**DATA TO PROCESS:**
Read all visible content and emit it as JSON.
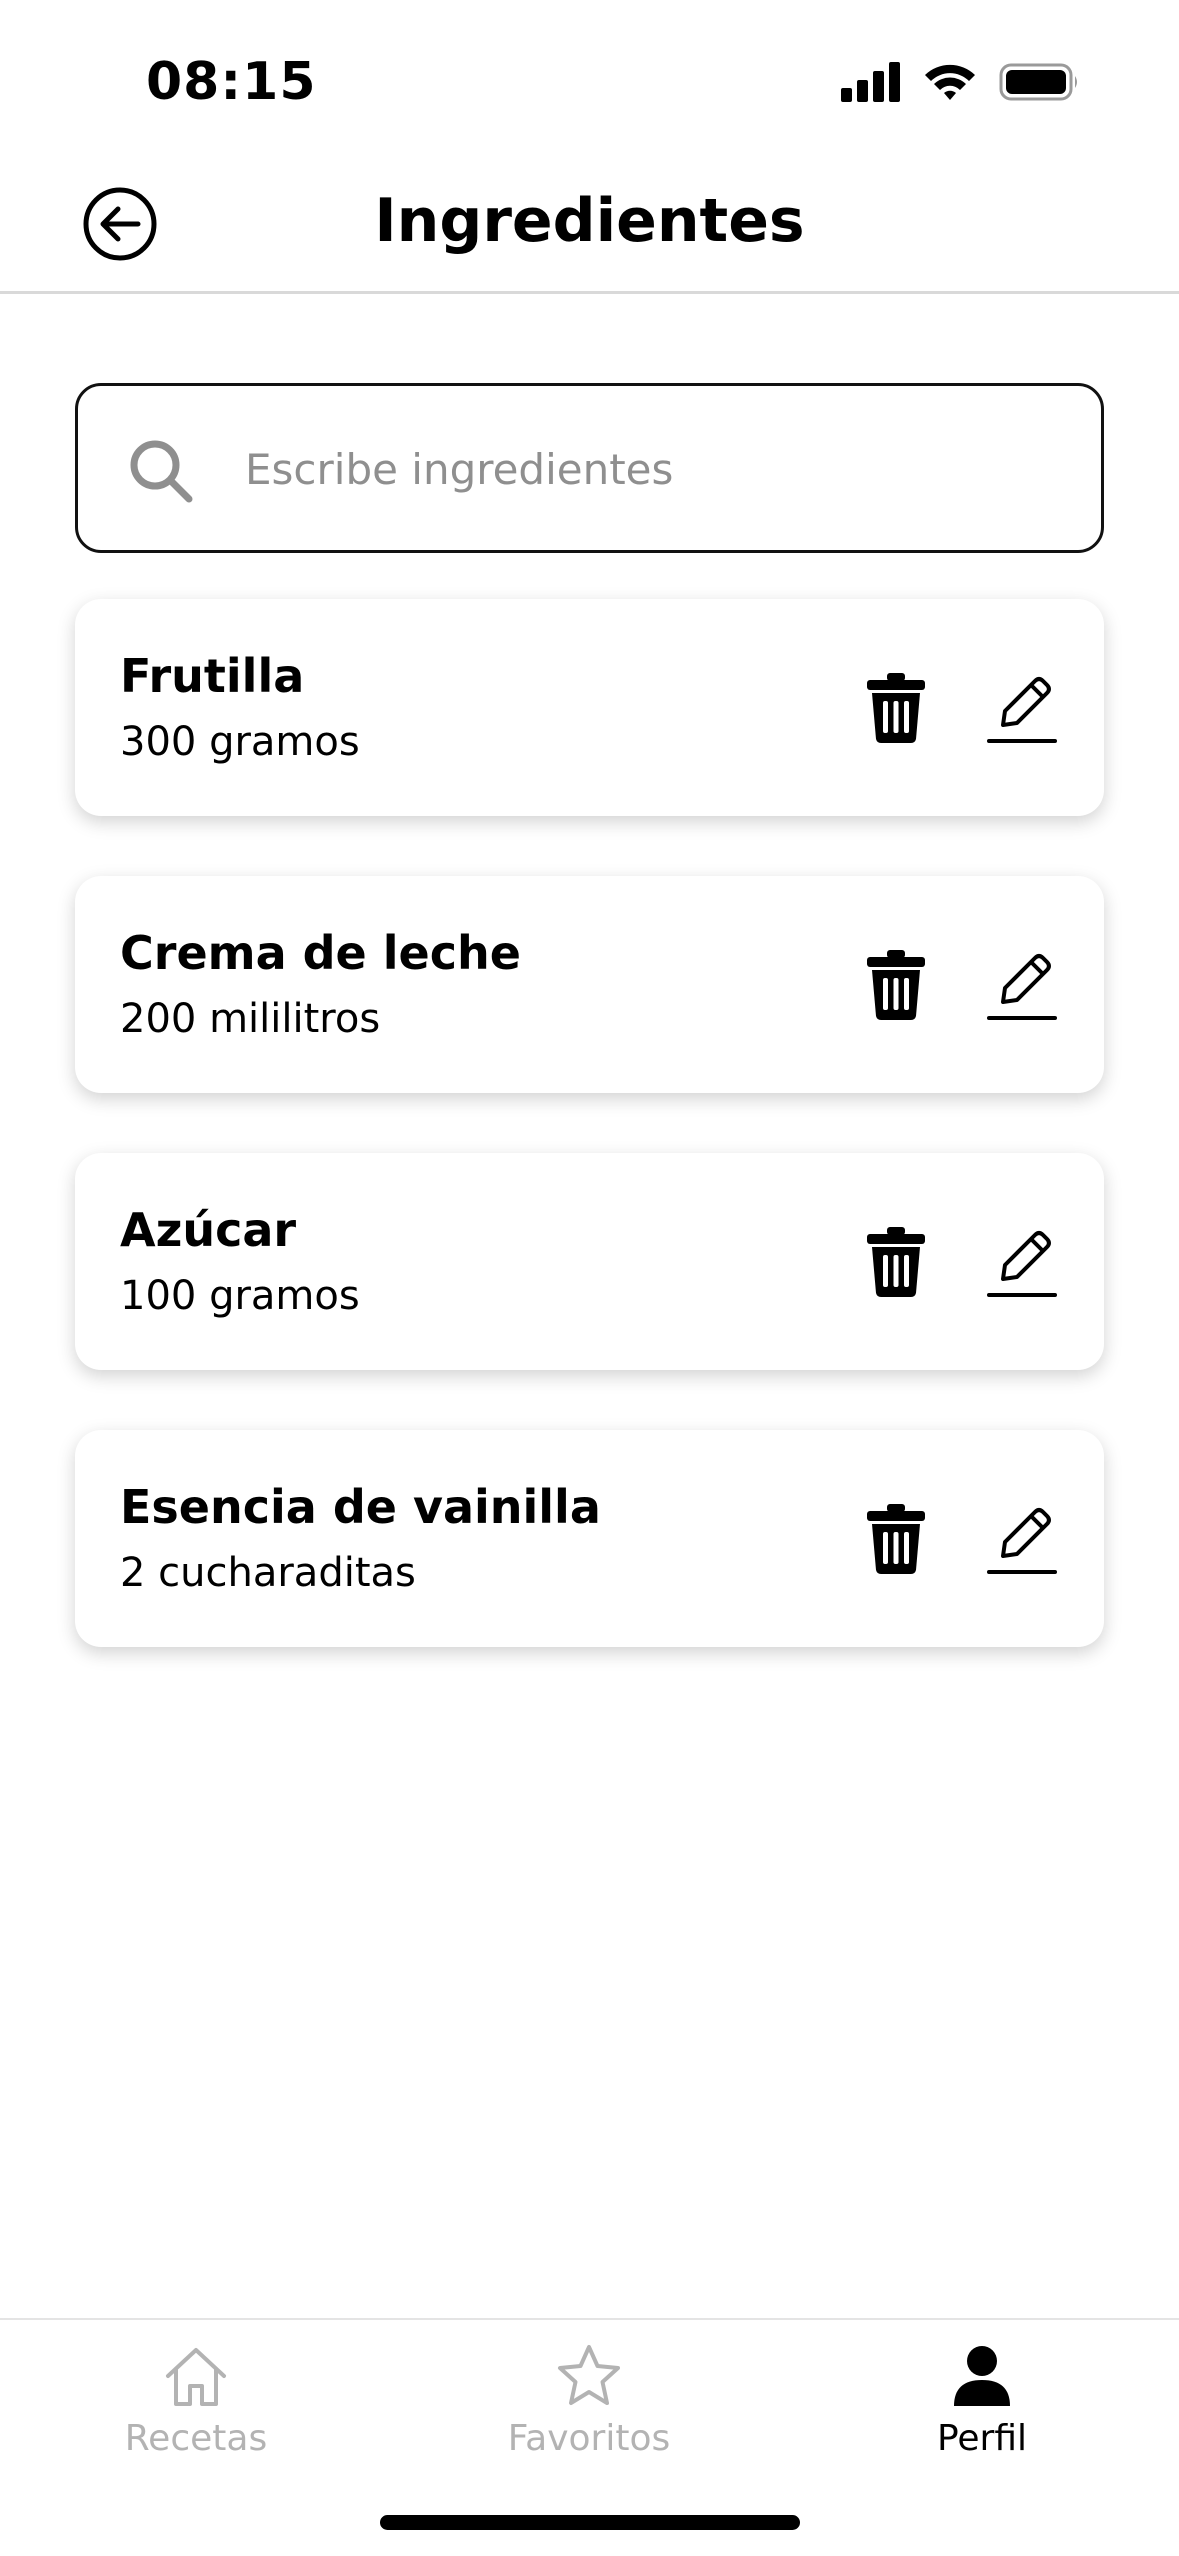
{
  "status_bar": {
    "time": "08:15",
    "icons": [
      "cellular-signal-icon",
      "wifi-icon",
      "battery-icon"
    ]
  },
  "header": {
    "title": "Ingredientes",
    "back_icon": "arrow-left-circle-icon"
  },
  "search": {
    "placeholder": "Escribe ingredientes",
    "value": "",
    "icon": "search-icon"
  },
  "ingredients": [
    {
      "name": "Frutilla",
      "quantity": "300 gramos"
    },
    {
      "name": "Crema de leche",
      "quantity": "200 mililitros"
    },
    {
      "name": "Azúcar",
      "quantity": "100 gramos"
    },
    {
      "name": "Esencia de vainilla",
      "quantity": "2 cucharaditas"
    }
  ],
  "item_actions": {
    "delete_icon": "trash-icon",
    "edit_icon": "pencil-icon"
  },
  "bottom_nav": {
    "items": [
      {
        "label": "Recetas",
        "icon": "home-icon",
        "active": false
      },
      {
        "label": "Favoritos",
        "icon": "star-icon",
        "active": false
      },
      {
        "label": "Perfil",
        "icon": "person-icon",
        "active": true
      }
    ]
  },
  "colors": {
    "text": "#000000",
    "inactive_nav": "#b3b3b3",
    "placeholder": "#8f8f8f",
    "divider": "#d9d9d9"
  }
}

**BRIEF:** Print each entry shown above with exact wording and no pictures.

**FINAL ANSWER:**
Read all visible content and emit it as JSON.
{
  "status_bar": {
    "time": "08:15",
    "icons": [
      "cellular-signal-icon",
      "wifi-icon",
      "battery-icon"
    ]
  },
  "header": {
    "title": "Ingredientes",
    "back_icon": "arrow-left-circle-icon"
  },
  "search": {
    "placeholder": "Escribe ingredientes",
    "value": "",
    "icon": "search-icon"
  },
  "ingredients": [
    {
      "name": "Frutilla",
      "quantity": "300 gramos"
    },
    {
      "name": "Crema de leche",
      "quantity": "200 mililitros"
    },
    {
      "name": "Azúcar",
      "quantity": "100 gramos"
    },
    {
      "name": "Esencia de vainilla",
      "quantity": "2 cucharaditas"
    }
  ],
  "item_actions": {
    "delete_icon": "trash-icon",
    "edit_icon": "pencil-icon"
  },
  "bottom_nav": {
    "items": [
      {
        "label": "Recetas",
        "icon": "home-icon",
        "active": false
      },
      {
        "label": "Favoritos",
        "icon": "star-icon",
        "active": false
      },
      {
        "label": "Perfil",
        "icon": "person-icon",
        "active": true
      }
    ]
  },
  "colors": {
    "text": "#000000",
    "inactive_nav": "#b3b3b3",
    "placeholder": "#8f8f8f",
    "divider": "#d9d9d9"
  }
}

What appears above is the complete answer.